## Record excerpts:

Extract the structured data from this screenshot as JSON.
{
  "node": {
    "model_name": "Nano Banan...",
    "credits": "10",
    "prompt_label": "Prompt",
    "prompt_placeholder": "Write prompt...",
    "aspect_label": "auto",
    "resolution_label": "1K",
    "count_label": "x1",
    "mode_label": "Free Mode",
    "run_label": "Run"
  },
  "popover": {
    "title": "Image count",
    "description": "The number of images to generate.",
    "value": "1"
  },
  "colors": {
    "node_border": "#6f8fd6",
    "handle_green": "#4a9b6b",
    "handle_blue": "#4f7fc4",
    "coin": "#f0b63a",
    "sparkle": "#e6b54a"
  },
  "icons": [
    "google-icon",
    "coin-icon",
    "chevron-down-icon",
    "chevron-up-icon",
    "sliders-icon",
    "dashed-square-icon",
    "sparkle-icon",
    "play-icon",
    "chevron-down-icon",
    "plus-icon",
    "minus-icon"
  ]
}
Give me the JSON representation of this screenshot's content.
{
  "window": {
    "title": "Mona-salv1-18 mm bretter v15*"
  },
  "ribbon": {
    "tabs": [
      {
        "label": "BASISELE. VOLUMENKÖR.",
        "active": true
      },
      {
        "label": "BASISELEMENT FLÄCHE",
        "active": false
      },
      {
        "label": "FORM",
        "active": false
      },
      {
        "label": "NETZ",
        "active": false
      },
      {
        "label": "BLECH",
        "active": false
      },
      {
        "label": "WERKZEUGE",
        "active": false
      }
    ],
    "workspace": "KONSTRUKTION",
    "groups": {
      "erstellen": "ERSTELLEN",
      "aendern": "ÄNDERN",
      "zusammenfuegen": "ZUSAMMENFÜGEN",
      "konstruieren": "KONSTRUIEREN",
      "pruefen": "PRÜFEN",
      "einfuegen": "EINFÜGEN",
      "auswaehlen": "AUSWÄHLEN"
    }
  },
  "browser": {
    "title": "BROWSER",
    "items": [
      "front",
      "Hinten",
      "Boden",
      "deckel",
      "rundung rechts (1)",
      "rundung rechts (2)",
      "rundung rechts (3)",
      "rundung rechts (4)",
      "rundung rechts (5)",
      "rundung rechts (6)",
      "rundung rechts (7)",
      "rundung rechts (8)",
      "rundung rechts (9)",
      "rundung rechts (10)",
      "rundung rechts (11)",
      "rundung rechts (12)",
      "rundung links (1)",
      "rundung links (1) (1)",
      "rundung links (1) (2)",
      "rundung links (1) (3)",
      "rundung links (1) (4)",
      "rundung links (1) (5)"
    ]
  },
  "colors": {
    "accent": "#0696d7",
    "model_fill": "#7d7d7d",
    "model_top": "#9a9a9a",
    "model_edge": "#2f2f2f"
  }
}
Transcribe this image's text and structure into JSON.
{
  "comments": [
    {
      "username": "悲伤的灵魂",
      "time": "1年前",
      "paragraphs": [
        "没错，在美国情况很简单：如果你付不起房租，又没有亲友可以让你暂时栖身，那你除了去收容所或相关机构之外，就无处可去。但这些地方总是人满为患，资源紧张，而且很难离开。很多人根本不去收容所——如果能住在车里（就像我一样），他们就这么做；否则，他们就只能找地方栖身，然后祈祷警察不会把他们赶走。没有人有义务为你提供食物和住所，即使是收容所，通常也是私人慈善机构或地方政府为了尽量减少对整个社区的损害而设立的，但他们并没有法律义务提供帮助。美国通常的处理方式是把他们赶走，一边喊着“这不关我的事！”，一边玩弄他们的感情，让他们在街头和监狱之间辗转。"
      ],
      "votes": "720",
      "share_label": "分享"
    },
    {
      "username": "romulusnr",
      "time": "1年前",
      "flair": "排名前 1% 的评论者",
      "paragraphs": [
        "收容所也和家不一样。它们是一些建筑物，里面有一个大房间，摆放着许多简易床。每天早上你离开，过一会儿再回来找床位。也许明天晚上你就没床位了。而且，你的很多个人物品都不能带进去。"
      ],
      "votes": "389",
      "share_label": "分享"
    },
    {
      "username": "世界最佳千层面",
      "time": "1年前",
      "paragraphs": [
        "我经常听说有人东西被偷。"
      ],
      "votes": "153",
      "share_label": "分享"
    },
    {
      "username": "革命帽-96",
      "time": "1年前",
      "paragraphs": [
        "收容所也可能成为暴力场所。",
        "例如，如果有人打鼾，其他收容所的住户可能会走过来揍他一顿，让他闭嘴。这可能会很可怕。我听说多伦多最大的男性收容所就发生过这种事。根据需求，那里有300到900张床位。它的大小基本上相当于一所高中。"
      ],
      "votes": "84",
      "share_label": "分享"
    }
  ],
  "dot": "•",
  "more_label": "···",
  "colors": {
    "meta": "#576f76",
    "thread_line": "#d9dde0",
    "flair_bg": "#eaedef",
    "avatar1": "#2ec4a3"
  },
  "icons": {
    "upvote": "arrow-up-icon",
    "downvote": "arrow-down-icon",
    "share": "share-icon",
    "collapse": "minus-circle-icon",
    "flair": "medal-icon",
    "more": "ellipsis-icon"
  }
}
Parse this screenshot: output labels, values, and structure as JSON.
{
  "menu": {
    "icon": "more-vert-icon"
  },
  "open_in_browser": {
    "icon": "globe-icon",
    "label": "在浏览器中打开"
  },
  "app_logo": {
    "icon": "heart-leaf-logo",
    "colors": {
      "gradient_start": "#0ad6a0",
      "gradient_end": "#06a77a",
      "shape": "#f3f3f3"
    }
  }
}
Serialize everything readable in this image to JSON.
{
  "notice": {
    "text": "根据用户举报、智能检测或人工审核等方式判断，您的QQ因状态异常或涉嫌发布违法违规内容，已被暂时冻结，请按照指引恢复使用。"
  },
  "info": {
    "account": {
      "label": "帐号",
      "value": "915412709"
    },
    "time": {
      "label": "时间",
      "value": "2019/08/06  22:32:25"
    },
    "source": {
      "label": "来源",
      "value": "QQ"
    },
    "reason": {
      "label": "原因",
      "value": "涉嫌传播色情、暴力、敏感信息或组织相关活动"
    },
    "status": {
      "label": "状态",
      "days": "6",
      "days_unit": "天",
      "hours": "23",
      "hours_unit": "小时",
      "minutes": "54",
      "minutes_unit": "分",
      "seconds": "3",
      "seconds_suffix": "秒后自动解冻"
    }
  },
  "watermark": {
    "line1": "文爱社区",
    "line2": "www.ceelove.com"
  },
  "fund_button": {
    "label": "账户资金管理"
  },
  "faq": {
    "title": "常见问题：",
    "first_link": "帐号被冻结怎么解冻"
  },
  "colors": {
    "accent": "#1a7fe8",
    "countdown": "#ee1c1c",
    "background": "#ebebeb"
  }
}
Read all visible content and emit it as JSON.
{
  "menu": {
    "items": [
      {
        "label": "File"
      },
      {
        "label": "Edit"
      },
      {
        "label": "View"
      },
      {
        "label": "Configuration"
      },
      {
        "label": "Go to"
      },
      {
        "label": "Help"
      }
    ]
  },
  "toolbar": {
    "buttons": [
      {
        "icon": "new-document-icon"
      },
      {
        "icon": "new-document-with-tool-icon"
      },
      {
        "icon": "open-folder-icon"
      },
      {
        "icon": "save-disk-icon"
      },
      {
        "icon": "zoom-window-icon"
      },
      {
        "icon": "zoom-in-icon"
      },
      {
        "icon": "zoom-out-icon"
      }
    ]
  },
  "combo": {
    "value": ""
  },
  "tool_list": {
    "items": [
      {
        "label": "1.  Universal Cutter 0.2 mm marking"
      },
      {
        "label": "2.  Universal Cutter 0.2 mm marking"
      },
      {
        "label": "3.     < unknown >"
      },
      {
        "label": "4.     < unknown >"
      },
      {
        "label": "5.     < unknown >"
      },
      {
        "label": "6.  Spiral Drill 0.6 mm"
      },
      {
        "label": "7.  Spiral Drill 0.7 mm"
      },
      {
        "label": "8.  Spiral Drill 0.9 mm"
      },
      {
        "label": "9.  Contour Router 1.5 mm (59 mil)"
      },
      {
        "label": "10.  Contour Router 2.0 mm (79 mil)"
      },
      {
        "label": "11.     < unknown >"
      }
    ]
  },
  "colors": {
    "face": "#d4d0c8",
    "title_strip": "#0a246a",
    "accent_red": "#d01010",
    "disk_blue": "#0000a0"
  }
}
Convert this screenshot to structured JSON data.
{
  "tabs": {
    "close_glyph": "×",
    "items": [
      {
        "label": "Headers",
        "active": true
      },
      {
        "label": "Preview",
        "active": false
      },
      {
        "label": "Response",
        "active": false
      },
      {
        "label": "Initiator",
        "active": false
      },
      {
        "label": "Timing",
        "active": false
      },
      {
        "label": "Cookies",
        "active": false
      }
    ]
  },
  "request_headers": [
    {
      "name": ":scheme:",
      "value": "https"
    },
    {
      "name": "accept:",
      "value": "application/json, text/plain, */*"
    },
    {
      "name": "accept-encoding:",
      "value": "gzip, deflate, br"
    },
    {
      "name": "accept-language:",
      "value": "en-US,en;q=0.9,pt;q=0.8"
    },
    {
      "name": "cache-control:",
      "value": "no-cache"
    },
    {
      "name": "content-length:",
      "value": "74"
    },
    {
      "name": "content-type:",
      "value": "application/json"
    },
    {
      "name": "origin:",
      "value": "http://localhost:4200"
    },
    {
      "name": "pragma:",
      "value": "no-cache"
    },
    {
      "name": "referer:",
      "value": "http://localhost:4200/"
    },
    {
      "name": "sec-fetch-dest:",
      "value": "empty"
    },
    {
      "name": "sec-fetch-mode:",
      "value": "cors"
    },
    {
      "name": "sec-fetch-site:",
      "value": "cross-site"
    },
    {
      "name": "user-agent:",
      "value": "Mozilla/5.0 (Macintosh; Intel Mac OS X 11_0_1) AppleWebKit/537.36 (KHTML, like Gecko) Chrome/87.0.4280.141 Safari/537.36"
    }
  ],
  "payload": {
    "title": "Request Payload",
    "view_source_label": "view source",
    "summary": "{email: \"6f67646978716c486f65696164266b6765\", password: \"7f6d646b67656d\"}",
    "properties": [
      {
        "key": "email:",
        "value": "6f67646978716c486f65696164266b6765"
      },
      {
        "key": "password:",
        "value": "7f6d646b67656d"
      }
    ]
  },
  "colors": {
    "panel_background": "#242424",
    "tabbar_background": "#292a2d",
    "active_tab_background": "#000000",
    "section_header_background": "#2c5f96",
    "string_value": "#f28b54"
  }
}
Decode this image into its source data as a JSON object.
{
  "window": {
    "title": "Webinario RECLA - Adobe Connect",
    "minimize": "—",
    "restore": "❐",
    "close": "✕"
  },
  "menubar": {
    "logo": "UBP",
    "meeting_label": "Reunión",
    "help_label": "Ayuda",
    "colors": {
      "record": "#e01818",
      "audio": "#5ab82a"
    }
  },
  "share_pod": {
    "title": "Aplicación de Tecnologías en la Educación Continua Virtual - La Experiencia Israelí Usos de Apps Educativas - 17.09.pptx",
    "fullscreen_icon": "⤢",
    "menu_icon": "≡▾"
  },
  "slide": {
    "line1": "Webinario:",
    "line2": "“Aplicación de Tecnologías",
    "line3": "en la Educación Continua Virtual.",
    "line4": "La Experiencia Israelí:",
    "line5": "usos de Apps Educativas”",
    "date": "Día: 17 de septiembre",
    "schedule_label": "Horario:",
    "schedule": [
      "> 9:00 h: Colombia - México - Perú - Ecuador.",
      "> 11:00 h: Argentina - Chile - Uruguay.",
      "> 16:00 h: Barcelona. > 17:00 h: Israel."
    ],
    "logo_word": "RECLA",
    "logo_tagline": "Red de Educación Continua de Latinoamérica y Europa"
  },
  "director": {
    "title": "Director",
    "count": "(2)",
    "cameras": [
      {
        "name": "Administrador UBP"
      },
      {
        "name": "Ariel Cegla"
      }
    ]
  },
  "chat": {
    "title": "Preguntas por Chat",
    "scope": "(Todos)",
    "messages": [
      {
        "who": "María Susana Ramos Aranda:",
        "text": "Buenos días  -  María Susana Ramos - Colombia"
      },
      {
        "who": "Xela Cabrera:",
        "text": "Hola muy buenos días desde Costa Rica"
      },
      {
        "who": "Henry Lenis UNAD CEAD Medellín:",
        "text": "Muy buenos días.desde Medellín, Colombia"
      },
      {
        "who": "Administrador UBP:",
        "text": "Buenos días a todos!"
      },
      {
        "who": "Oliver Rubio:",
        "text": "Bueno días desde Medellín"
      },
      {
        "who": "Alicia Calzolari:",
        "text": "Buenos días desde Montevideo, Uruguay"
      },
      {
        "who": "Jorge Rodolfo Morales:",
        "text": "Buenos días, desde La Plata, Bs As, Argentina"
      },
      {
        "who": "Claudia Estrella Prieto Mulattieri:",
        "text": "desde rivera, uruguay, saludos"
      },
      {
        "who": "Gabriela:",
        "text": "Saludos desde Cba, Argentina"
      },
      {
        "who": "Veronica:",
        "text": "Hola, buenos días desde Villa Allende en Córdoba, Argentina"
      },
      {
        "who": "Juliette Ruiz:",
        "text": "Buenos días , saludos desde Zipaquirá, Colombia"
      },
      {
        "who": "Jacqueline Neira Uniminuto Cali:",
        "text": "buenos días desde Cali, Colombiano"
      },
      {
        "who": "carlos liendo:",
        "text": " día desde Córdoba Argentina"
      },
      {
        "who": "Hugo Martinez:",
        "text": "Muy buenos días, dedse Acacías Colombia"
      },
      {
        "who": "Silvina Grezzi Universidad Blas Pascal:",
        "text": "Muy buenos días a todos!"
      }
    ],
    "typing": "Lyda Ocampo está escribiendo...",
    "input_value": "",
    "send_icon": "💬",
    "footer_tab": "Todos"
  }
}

## Problem to solve:
Find every line that includes the string "Tecnologías". Report how many there are and nothing else.

## Exercise output:
2